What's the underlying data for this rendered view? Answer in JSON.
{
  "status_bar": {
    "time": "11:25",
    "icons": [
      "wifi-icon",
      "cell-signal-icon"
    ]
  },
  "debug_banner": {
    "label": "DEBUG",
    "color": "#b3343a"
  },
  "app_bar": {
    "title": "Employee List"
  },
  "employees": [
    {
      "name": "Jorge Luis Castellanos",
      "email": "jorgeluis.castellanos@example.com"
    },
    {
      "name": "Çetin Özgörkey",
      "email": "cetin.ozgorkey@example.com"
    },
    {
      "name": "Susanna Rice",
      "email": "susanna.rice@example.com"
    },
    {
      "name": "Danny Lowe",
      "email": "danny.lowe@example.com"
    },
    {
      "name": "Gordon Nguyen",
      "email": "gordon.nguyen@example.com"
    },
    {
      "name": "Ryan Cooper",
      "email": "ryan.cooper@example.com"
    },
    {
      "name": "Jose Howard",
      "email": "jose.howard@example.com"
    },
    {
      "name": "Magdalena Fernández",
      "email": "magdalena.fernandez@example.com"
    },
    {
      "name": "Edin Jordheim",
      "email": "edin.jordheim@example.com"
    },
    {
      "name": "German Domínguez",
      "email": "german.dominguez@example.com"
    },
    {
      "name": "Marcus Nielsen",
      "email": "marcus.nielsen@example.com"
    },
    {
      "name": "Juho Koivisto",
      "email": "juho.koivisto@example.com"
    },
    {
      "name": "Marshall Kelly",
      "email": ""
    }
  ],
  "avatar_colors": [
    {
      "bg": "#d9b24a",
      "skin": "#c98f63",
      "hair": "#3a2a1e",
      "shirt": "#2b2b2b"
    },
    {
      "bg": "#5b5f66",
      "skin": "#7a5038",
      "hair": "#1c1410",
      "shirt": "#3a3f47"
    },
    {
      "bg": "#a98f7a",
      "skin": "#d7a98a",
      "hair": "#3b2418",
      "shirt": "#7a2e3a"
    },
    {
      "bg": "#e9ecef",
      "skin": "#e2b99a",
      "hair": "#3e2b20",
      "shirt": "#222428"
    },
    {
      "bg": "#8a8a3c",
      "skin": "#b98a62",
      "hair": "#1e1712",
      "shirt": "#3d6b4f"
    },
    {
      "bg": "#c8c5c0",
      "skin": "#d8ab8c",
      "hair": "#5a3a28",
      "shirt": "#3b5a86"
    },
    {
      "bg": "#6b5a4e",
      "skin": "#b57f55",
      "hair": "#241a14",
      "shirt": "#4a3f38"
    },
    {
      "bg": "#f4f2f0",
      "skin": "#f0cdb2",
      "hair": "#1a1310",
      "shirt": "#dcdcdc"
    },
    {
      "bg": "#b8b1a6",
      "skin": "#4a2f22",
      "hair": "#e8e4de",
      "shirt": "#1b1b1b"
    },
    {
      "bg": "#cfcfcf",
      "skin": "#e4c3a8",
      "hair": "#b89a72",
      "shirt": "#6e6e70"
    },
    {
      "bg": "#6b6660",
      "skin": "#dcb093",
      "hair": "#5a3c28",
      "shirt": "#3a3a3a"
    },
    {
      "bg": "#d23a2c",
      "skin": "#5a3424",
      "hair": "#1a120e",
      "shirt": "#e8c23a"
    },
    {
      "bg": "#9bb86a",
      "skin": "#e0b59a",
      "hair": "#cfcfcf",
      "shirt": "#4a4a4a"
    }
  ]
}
——
■ REQUEST ■
Return every record, word for word.

■ SOLUTION FOR THIS EXERCISE ■
What's the underlying data for this rendered view? Answer in JSON.
{
  "status_bar": {
    "time": "11:25",
    "icons": [
      "wifi-icon",
      "cell-signal-icon"
    ]
  },
  "debug_banner": {
    "label": "DEBUG",
    "color": "#b3343a"
  },
  "app_bar": {
    "title": "Employee List"
  },
  "employees": [
    {
      "name": "Jorge Luis Castellanos",
      "email": "jorgeluis.castellanos@example.com"
    },
    {
      "name": "Çetin Özgörkey",
      "email": "cetin.ozgorkey@example.com"
    },
    {
      "name": "Susanna Rice",
      "email": "susanna.rice@example.com"
    },
    {
      "name": "Danny Lowe",
      "email": "danny.lowe@example.com"
    },
    {
      "name": "Gordon Nguyen",
      "email": "gordon.nguyen@example.com"
    },
    {
      "name": "Ryan Cooper",
      "email": "ryan.cooper@example.com"
    },
    {
      "name": "Jose Howard",
      "email": "jose.howard@example.com"
    },
    {
      "name": "Magdalena Fernández",
      "email": "magdalena.fernandez@example.com"
    },
    {
      "name": "Edin Jordheim",
      "email": "edin.jordheim@example.com"
    },
    {
      "name": "German Domínguez",
      "email": "german.dominguez@example.com"
    },
    {
      "name": "Marcus Nielsen",
      "email": "marcus.nielsen@example.com"
    },
    {
      "name": "Juho Koivisto",
      "email": "juho.koivisto@example.com"
    },
    {
      "name": "Marshall Kelly",
      "email": ""
    }
  ],
  "avatar_colors": [
    {
      "bg": "#d9b24a",
      "skin": "#c98f63",
      "hair": "#3a2a1e",
      "shirt": "#2b2b2b"
    },
    {
      "bg": "#5b5f66",
      "skin": "#7a5038",
      "hair": "#1c1410",
      "shirt": "#3a3f47"
    },
    {
      "bg": "#a98f7a",
      "skin": "#d7a98a",
      "hair": "#3b2418",
      "shirt": "#7a2e3a"
    },
    {
      "bg": "#e9ecef",
      "skin": "#e2b99a",
      "hair": "#3e2b20",
      "shirt": "#222428"
    },
    {
      "bg": "#8a8a3c",
      "skin": "#b98a62",
      "hair": "#1e1712",
      "shirt": "#3d6b4f"
    },
    {
      "bg": "#c8c5c0",
      "skin": "#d8ab8c",
      "hair": "#5a3a28",
      "shirt": "#3b5a86"
    },
    {
      "bg": "#6b5a4e",
      "skin": "#b57f55",
      "hair": "#241a14",
      "shirt": "#4a3f38"
    },
    {
      "bg": "#f4f2f0",
      "skin": "#f0cdb2",
      "hair": "#1a1310",
      "shirt": "#dcdcdc"
    },
    {
      "bg": "#b8b1a6",
      "skin": "#4a2f22",
      "hair": "#e8e4de",
      "shirt": "#1b1b1b"
    },
    {
      "bg": "#cfcfcf",
      "skin": "#e4c3a8",
      "hair": "#b89a72",
      "shirt": "#6e6e70"
    },
    {
      "bg": "#6b6660",
      "skin": "#dcb093",
      "hair": "#5a3c28",
      "shirt": "#3a3a3a"
    },
    {
      "bg": "#d23a2c",
      "skin": "#5a3424",
      "hair": "#1a120e",
      "shirt": "#e8c23a"
    },
    {
      "bg": "#9bb86a",
      "skin": "#e0b59a",
      "hair": "#cfcfcf",
      "shirt": "#4a4a4a"
    }
  ]
}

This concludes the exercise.